> [SET TASK]:
Could you edit the stretch of entries from the start through the line containing "volume-bar [393, 484, 396, 531]", replacing "candle-body" with "candlestick-body" throughout and leaving everything else unchanged?

> [Excerpt from a dataset]:
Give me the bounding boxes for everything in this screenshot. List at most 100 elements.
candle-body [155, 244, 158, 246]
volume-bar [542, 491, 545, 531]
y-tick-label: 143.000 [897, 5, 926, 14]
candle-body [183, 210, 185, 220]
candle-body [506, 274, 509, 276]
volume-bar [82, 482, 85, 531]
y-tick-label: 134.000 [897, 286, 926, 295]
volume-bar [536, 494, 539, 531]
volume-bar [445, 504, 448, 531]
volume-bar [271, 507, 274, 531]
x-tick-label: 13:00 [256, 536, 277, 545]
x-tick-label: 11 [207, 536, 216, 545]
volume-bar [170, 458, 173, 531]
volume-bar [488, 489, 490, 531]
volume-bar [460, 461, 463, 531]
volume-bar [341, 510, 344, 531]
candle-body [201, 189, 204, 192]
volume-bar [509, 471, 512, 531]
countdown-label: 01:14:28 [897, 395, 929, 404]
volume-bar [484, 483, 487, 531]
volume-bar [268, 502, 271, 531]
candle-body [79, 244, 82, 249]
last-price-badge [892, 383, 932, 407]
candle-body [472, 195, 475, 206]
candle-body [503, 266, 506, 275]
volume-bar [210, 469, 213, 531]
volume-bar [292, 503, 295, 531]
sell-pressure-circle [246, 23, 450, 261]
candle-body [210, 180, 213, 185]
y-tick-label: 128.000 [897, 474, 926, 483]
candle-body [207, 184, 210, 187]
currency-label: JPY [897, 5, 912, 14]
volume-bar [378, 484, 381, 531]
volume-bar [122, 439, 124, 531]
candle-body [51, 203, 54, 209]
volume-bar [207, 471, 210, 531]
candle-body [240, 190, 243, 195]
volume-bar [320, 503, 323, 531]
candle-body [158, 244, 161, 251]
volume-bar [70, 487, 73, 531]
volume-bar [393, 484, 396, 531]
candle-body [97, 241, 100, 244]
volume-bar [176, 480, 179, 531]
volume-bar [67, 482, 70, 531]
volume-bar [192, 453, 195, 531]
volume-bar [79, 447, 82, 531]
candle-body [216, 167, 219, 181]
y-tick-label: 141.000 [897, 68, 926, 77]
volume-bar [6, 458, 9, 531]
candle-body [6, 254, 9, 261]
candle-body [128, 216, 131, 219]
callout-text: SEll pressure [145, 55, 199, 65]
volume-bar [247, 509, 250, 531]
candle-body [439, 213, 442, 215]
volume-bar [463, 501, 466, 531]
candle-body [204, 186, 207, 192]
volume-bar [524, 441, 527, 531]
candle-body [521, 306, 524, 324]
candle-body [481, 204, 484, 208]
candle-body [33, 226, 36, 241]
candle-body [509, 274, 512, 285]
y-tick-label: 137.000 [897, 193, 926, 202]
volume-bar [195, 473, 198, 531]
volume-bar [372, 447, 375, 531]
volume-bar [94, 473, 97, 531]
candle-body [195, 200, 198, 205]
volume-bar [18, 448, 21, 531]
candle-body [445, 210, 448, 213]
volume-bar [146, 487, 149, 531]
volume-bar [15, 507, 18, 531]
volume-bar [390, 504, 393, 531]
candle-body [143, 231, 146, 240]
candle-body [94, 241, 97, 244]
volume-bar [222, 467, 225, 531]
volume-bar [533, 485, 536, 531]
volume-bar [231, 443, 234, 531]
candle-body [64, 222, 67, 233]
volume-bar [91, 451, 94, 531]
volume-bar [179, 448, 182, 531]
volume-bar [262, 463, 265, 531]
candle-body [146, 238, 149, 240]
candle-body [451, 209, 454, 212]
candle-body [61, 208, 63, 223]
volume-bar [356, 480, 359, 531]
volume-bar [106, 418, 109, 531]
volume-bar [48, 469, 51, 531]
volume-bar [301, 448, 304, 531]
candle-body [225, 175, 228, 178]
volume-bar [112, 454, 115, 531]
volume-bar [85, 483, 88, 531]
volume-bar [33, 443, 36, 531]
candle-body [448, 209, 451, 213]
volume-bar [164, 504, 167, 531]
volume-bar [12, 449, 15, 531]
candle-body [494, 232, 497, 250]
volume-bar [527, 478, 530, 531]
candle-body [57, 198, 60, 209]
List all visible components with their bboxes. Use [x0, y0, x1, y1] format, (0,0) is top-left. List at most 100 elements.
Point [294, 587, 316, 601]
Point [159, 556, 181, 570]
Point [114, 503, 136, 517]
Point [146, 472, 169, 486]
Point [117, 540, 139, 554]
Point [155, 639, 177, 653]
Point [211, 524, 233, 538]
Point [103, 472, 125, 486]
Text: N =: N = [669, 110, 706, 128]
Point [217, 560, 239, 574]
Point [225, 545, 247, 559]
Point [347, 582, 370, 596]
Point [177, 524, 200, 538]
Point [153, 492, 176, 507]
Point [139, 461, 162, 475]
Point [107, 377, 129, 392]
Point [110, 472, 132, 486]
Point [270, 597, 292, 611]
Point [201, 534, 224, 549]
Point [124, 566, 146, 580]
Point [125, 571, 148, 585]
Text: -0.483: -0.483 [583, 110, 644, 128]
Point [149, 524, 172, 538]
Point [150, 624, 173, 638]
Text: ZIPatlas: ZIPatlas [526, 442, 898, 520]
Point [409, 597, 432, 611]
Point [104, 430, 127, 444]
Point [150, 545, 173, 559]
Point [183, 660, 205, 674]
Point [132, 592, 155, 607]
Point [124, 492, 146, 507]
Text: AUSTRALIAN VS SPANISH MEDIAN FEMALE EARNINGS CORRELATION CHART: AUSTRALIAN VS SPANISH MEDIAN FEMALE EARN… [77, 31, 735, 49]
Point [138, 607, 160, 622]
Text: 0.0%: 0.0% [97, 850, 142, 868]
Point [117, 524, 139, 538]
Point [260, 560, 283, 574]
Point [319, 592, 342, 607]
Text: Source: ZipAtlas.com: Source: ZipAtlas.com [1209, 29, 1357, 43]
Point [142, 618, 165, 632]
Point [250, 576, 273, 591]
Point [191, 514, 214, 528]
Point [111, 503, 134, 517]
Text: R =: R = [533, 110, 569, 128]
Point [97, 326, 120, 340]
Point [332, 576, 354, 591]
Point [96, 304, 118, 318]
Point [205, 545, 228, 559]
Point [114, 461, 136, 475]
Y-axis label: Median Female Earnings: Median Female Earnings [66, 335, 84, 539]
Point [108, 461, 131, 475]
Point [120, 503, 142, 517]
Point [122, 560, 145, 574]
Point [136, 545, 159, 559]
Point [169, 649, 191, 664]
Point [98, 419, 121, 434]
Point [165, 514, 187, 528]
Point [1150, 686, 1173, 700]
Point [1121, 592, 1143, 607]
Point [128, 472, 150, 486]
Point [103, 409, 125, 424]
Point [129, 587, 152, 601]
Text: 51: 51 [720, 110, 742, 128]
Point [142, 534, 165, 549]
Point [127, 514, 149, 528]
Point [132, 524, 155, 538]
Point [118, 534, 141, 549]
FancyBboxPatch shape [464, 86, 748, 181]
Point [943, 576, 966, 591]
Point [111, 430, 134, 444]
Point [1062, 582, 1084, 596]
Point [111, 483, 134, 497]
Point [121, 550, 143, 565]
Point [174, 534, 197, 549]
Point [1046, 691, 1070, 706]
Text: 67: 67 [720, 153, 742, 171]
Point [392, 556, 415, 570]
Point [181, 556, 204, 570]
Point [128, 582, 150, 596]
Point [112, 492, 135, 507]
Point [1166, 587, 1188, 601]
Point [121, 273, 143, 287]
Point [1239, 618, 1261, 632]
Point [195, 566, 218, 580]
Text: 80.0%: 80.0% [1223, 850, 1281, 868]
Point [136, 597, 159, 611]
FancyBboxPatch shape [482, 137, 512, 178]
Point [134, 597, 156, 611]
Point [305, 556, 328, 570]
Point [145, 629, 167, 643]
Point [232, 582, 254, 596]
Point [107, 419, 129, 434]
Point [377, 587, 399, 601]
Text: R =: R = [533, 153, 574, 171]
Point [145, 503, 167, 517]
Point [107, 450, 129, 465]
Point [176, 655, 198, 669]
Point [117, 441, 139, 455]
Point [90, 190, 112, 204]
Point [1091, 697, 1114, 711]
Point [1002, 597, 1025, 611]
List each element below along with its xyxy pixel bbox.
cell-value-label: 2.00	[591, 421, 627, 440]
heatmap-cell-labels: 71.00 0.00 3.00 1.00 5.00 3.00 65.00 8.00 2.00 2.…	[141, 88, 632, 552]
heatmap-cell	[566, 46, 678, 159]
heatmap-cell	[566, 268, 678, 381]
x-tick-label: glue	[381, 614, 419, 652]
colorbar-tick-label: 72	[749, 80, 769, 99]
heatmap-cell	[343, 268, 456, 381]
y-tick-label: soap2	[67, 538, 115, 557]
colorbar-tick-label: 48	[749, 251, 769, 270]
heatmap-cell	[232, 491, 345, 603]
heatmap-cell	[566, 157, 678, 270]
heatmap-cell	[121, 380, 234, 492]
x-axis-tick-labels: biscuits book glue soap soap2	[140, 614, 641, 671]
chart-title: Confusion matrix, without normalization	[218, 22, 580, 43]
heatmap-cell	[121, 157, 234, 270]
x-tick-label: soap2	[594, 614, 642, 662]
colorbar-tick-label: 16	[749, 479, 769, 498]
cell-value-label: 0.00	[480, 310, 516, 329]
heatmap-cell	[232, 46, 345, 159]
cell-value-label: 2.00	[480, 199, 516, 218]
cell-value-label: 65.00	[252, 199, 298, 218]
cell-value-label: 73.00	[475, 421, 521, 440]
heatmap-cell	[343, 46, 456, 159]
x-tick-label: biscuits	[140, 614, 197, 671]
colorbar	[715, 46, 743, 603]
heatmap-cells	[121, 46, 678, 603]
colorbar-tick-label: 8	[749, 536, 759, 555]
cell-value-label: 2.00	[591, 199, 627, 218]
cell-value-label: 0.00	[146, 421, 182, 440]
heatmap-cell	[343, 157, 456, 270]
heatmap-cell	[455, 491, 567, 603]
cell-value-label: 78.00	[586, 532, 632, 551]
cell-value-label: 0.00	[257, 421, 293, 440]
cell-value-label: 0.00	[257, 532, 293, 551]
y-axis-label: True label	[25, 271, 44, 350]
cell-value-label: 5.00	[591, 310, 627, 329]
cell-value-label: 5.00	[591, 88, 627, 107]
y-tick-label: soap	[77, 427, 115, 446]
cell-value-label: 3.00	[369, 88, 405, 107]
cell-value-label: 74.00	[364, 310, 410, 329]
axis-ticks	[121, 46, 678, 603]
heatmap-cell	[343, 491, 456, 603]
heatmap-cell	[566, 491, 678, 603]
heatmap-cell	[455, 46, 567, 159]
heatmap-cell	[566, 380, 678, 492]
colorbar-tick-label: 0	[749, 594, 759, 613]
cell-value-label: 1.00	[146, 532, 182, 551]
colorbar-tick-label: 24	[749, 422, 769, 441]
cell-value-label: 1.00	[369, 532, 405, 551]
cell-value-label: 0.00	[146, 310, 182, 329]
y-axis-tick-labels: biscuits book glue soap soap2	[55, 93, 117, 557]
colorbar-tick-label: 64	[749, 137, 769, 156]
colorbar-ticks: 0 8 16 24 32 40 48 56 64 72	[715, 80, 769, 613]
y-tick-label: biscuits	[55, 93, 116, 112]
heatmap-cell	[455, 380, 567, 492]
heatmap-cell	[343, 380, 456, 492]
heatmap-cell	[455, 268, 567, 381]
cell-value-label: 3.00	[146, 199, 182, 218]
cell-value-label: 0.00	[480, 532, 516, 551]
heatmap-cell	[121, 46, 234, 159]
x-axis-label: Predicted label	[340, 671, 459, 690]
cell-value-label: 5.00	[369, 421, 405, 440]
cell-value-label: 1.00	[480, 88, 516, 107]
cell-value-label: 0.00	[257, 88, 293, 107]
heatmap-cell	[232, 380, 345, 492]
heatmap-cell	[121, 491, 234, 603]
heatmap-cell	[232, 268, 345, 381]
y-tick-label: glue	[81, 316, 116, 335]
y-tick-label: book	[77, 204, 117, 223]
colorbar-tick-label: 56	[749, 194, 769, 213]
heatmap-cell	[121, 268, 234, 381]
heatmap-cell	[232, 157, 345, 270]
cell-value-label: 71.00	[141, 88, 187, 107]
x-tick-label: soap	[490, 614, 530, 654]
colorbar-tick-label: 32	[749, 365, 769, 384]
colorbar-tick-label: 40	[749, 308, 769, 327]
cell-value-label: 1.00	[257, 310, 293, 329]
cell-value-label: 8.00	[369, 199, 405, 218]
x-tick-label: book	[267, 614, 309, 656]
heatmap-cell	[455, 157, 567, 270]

> [FULL OUTPUT]:
Give me the bounding boxes for everything in this screenshot. List at most 100 elements.
candlestick-body [155, 244, 158, 246]
volume-bar [542, 491, 545, 531]
y-tick-label: 143.000 [897, 5, 926, 14]
candlestick-body [183, 210, 185, 220]
candlestick-body [506, 274, 509, 276]
volume-bar [82, 482, 85, 531]
y-tick-label: 134.000 [897, 286, 926, 295]
volume-bar [536, 494, 539, 531]
volume-bar [445, 504, 448, 531]
volume-bar [271, 507, 274, 531]
x-tick-label: 13:00 [256, 536, 277, 545]
x-tick-label: 11 [207, 536, 216, 545]
volume-bar [170, 458, 173, 531]
volume-bar [488, 489, 490, 531]
volume-bar [460, 461, 463, 531]
volume-bar [341, 510, 344, 531]
candlestick-body [201, 189, 204, 192]
volume-bar [509, 471, 512, 531]
countdown-label: 01:14:28 [897, 395, 929, 404]
volume-bar [484, 483, 487, 531]
volume-bar [268, 502, 271, 531]
candlestick-body [79, 244, 82, 249]
last-price-badge [892, 383, 932, 407]
candlestick-body [472, 195, 475, 206]
candlestick-body [503, 266, 506, 275]
volume-bar [210, 469, 213, 531]
volume-bar [292, 503, 295, 531]
sell-pressure-circle [246, 23, 450, 261]
candlestick-body [210, 180, 213, 185]
y-tick-label: 128.000 [897, 474, 926, 483]
candlestick-body [207, 184, 210, 187]
currency-label: JPY [897, 5, 912, 14]
volume-bar [378, 484, 381, 531]
volume-bar [122, 439, 124, 531]
candlestick-body [51, 203, 54, 209]
volume-bar [207, 471, 210, 531]
candlestick-body [240, 190, 243, 195]
volume-bar [320, 503, 323, 531]
candlestick-body [158, 244, 161, 251]
volume-bar [70, 487, 73, 531]
volume-bar [393, 484, 396, 531]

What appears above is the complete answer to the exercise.